[Stored entries]

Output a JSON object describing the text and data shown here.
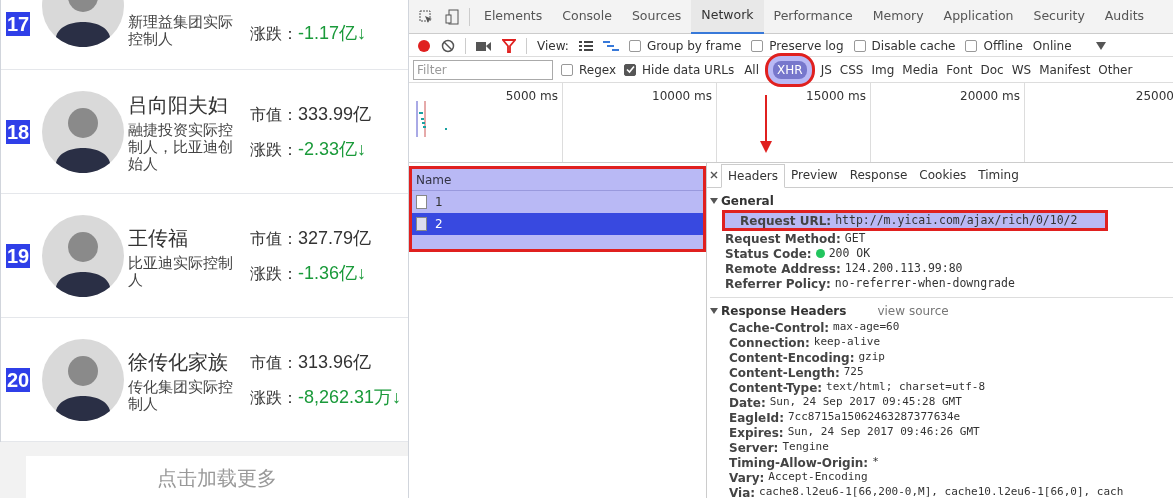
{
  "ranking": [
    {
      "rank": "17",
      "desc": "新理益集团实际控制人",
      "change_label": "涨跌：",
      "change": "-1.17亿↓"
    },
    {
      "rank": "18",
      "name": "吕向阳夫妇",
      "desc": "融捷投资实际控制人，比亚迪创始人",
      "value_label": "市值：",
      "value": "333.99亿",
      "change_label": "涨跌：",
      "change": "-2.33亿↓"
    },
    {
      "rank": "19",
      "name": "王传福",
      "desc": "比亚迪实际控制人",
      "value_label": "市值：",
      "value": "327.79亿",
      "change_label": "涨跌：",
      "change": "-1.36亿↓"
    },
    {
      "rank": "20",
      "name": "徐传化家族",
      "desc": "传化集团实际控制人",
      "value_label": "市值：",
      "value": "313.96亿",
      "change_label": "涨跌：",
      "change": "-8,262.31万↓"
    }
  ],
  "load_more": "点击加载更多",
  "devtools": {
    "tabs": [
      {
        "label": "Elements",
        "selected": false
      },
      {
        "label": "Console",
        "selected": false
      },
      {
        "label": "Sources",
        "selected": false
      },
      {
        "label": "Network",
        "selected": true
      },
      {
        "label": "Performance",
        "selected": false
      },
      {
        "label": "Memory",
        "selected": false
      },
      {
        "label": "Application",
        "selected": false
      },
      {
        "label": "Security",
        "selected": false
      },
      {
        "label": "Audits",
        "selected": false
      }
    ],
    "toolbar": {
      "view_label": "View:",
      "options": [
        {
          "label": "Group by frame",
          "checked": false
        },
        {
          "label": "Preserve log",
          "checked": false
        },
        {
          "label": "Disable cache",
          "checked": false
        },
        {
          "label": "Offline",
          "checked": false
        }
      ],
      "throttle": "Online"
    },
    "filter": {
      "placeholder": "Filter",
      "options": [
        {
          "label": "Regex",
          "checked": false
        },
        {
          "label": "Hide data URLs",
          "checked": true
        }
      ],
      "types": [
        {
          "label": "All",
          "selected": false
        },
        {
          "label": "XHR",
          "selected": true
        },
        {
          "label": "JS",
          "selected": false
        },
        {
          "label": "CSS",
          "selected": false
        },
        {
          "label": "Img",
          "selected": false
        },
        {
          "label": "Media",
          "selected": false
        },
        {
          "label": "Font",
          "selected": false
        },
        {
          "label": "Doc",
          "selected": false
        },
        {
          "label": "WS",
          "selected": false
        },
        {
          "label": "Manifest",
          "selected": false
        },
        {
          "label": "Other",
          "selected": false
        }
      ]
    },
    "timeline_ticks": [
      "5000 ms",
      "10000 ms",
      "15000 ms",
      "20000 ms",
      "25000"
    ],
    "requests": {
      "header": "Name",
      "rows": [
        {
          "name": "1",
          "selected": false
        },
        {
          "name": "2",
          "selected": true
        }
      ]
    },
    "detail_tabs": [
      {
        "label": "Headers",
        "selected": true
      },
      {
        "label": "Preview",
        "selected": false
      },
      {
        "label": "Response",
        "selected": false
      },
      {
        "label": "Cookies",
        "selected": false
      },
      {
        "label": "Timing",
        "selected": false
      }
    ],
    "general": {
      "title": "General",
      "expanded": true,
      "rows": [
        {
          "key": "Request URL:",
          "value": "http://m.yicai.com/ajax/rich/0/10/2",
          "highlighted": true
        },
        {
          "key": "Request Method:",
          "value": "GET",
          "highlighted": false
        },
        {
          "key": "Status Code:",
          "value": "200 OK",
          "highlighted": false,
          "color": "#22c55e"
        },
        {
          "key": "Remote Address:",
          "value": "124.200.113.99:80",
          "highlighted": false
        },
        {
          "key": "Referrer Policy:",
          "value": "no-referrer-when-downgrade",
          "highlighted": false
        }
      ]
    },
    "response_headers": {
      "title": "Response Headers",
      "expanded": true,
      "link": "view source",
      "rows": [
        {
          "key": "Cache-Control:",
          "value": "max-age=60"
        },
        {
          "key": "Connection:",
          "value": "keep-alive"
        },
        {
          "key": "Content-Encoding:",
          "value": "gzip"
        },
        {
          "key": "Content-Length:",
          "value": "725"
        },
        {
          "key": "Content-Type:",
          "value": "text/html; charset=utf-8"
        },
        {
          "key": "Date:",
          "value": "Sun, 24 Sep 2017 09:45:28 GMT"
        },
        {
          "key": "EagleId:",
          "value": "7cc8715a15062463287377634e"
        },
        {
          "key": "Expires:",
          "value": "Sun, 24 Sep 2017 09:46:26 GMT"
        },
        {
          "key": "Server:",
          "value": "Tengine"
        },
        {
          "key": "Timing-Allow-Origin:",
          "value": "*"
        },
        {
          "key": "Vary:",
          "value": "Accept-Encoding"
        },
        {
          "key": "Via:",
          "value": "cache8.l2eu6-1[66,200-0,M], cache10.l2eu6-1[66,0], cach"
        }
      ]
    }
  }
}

- **EXERCISE REQUIREMENTS**:
From the listing above, collect each line in which the string "text" appears.

- **ANSWER TO THIS TASK**:
Output a JSON object describing the text and data shown here.
          "value": "text/html; charset=utf-8"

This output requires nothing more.